'''

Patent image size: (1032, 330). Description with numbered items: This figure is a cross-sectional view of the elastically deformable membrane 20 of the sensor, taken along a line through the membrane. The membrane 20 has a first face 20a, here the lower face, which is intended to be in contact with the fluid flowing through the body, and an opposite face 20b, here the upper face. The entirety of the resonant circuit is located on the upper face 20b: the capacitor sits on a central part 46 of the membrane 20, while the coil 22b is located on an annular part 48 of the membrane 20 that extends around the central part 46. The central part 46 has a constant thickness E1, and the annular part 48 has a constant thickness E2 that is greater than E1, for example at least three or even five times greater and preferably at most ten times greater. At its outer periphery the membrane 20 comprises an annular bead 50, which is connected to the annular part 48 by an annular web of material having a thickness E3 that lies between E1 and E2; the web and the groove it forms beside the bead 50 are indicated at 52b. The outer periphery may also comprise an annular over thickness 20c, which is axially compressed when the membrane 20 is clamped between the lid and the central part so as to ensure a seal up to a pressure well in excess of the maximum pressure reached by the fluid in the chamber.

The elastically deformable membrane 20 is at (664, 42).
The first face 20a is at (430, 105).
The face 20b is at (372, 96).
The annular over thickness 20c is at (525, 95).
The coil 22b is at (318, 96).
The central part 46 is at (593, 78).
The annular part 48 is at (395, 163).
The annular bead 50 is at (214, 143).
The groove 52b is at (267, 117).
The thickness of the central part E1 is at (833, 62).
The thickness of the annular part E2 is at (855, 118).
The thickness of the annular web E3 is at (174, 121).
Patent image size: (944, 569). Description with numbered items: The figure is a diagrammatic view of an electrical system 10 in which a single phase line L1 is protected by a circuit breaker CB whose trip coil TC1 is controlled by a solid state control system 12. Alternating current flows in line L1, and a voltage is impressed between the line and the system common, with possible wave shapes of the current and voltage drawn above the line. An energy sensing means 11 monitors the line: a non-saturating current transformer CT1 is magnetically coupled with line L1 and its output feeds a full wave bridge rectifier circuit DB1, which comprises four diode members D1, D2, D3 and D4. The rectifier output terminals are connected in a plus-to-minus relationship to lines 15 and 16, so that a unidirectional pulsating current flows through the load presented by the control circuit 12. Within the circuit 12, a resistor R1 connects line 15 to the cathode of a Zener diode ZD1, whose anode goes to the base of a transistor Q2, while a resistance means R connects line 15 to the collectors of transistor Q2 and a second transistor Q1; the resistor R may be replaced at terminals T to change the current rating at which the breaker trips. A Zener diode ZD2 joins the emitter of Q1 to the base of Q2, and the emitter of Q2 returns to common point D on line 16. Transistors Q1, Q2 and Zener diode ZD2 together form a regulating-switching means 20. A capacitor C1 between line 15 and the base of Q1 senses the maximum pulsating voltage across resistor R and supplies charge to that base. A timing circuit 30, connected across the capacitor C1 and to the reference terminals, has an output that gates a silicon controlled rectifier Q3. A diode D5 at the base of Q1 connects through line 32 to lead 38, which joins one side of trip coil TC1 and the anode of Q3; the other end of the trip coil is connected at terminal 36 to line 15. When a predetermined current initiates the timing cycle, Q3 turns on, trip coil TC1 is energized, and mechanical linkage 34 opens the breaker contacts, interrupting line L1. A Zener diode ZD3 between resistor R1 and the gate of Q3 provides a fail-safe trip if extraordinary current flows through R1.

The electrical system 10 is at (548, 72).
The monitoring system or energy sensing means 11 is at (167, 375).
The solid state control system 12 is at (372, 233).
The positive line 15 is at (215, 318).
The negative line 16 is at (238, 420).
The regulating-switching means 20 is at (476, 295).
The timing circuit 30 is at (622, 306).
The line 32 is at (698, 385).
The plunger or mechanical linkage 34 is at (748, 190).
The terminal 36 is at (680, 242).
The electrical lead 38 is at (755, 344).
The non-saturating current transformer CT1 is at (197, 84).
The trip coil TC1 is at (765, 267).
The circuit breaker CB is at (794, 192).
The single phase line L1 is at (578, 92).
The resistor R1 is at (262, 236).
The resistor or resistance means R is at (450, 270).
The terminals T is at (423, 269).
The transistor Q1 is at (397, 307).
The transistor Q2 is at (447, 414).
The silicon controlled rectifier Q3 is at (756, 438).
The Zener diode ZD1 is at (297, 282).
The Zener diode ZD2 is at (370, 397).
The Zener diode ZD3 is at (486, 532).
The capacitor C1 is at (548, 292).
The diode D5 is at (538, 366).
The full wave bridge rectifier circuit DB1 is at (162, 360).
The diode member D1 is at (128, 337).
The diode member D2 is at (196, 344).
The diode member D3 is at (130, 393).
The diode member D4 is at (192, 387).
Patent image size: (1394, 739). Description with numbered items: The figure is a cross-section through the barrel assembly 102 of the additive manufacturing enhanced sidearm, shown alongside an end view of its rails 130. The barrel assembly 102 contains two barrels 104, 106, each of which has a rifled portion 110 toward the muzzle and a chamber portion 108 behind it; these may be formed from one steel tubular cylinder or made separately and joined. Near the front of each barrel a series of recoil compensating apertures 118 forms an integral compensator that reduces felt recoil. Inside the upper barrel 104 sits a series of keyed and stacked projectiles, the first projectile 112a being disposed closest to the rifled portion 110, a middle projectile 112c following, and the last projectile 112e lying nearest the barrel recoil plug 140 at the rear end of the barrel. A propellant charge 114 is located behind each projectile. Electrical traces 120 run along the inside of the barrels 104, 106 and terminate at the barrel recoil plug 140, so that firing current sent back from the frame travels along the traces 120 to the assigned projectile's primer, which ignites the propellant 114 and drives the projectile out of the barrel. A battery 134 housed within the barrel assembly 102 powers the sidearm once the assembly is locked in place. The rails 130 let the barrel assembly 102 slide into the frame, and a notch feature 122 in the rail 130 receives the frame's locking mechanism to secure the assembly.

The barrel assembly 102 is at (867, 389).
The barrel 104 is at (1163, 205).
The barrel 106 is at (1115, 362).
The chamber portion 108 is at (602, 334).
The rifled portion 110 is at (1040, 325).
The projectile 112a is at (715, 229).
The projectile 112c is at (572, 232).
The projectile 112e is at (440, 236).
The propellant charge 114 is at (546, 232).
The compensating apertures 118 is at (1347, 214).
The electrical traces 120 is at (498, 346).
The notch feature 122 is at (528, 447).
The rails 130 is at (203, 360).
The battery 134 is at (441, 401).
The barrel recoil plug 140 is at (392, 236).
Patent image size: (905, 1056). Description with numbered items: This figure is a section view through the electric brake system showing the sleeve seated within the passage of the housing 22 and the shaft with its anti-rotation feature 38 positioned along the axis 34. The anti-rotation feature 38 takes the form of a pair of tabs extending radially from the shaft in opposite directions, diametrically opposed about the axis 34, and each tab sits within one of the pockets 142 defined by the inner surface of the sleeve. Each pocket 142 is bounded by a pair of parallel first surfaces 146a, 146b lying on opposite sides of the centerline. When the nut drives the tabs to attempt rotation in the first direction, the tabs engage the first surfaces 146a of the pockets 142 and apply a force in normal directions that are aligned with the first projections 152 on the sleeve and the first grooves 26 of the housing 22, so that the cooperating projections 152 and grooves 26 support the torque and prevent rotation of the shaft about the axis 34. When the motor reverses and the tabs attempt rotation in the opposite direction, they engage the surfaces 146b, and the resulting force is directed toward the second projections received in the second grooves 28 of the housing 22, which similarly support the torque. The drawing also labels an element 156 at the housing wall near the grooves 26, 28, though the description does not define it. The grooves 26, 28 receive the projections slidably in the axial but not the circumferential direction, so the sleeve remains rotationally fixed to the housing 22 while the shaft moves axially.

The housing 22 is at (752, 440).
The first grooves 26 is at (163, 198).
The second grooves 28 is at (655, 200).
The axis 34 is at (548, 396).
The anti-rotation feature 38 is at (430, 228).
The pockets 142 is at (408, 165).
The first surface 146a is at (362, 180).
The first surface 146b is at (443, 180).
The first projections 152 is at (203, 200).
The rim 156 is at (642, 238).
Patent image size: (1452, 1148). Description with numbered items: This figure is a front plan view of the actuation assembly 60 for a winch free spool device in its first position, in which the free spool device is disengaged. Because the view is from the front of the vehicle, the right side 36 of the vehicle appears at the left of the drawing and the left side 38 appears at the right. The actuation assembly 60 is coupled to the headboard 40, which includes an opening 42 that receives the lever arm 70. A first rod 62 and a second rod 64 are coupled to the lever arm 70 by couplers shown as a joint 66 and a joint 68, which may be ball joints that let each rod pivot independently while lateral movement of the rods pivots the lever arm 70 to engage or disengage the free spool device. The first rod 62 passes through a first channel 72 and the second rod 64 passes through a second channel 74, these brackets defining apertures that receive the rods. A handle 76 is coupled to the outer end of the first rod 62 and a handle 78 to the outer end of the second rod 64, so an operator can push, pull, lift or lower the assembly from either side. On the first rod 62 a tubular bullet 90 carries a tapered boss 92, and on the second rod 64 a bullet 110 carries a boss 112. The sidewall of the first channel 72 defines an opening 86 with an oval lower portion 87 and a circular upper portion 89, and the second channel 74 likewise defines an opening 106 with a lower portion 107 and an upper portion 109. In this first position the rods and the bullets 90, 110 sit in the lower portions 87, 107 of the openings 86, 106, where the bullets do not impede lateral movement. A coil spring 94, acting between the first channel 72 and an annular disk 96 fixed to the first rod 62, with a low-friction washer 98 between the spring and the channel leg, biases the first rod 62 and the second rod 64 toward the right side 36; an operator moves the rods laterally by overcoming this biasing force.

'''

*DIRECTIONS FOR THIS TASK:* Copy out everything from the very first of the lines above down to the line containing "The thickness of the annular web", with both ends included.

*EXERCISE OUTPUT:*
Patent image size: (1032, 330). Description with numbered items: This figure is a cross-sectional view of the elastically deformable membrane 20 of the sensor, taken along a line through the membrane. The membrane 20 has a first face 20a, here the lower face, which is intended to be in contact with the fluid flowing through the body, and an opposite face 20b, here the upper face. The entirety of the resonant circuit is located on the upper face 20b: the capacitor sits on a central part 46 of the membrane 20, while the coil 22b is located on an annular part 48 of the membrane 20 that extends around the central part 46. The central part 46 has a constant thickness E1, and the annular part 48 has a constant thickness E2 that is greater than E1, for example at least three or even five times greater and preferably at most ten times greater. At its outer periphery the membrane 20 comprises an annular bead 50, which is connected to the annular part 48 by an annular web of material having a thickness E3 that lies between E1 and E2; the web and the groove it forms beside the bead 50 are indicated at 52b. The outer periphery may also comprise an annular over thickness 20c, which is axially compressed when the membrane 20 is clamped between the lid and the central part so as to ensure a seal up to a pressure well in excess of the maximum pressure reached by the fluid in the chamber.

The elastically deformable membrane 20 is at (664, 42).
The first face 20a is at (430, 105).
The face 20b is at (372, 96).
The annular over thickness 20c is at (525, 95).
The coil 22b is at (318, 96).
The central part 46 is at (593, 78).
The annular part 48 is at (395, 163).
The annular bead 50 is at (214, 143).
The groove 52b is at (267, 117).
The thickness of the central part E1 is at (833, 62).
The thickness of the annular part E2 is at (855, 118).
The thickness of the annular web E3 is at (174, 121).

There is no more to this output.